## PROBLEM STATEMENT
In the listing below, find every line with the string "JSON" and pull it out.

Collected data
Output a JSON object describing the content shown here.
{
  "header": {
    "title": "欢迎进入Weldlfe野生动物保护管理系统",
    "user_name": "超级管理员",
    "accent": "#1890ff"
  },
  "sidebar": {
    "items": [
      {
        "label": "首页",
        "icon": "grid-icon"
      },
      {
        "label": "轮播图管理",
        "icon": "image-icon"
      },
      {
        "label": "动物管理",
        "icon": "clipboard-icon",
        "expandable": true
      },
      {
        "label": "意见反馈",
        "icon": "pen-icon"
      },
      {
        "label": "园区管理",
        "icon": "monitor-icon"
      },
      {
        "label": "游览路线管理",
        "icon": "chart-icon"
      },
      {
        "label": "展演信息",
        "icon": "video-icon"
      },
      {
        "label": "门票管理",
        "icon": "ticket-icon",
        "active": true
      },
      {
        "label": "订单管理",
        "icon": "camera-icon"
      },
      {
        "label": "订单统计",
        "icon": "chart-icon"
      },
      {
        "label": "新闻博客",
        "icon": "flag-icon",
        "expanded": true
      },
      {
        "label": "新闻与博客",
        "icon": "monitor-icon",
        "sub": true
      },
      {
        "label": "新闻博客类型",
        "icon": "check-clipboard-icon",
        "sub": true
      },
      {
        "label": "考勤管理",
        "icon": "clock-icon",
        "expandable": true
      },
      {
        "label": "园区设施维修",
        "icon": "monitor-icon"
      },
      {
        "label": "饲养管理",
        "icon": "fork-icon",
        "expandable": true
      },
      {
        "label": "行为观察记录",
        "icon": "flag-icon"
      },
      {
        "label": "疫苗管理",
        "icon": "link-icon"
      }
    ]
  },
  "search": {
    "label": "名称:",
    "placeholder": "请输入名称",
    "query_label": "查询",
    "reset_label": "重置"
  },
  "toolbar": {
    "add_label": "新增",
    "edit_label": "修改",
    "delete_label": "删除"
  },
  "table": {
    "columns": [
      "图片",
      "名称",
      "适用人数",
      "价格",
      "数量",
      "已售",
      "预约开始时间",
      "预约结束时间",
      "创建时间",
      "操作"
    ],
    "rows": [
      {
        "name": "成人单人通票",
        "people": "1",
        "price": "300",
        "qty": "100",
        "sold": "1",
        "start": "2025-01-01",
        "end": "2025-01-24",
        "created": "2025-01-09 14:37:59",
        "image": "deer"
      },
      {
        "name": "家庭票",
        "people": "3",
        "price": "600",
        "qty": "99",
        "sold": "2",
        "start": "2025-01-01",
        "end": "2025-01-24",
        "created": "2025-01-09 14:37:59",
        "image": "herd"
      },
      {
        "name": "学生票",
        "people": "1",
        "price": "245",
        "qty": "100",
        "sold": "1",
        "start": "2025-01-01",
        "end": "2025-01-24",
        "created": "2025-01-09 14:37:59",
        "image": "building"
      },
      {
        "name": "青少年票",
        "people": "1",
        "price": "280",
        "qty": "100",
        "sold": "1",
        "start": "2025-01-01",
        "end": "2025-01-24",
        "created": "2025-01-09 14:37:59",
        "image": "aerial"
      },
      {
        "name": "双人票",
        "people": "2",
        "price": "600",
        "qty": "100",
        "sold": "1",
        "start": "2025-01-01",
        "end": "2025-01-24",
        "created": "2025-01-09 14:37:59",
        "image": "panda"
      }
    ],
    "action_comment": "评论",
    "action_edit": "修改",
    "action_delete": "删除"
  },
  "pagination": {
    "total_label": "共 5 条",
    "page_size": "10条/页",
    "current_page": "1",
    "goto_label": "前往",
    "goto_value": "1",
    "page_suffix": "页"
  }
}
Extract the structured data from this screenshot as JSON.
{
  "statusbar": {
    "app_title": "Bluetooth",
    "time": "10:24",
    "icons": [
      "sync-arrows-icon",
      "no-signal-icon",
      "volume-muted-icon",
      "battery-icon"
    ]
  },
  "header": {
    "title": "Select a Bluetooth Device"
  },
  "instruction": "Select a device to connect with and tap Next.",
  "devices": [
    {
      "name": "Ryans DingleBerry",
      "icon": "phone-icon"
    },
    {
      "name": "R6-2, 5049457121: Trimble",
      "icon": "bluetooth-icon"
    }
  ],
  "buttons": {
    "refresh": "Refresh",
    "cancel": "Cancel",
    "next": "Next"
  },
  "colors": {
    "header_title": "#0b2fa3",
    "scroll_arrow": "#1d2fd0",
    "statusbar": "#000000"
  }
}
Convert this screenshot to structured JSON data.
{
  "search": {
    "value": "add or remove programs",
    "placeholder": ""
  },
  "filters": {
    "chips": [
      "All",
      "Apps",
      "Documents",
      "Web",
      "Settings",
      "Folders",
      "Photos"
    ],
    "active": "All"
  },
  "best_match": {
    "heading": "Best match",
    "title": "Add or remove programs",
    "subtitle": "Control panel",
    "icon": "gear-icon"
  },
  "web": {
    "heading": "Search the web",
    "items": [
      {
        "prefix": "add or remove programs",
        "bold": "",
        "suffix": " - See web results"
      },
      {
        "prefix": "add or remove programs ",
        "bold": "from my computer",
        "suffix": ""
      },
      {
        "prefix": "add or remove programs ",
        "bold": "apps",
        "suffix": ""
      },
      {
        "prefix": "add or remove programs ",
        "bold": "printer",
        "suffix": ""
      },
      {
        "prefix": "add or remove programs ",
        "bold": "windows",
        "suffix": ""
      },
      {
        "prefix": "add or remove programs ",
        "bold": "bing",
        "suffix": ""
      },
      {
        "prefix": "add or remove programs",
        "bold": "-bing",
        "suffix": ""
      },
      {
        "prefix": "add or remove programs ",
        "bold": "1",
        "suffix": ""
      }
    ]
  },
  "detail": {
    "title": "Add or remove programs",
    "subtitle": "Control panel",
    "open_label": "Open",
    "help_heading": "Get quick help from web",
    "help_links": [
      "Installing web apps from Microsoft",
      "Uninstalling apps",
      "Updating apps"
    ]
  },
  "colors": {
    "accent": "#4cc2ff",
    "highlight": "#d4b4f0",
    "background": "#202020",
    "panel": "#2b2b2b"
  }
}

## RESULT
Output a JSON object describing the content shown here.
Extract the structured data from this screenshot as JSON.
Convert this screenshot to structured JSON data.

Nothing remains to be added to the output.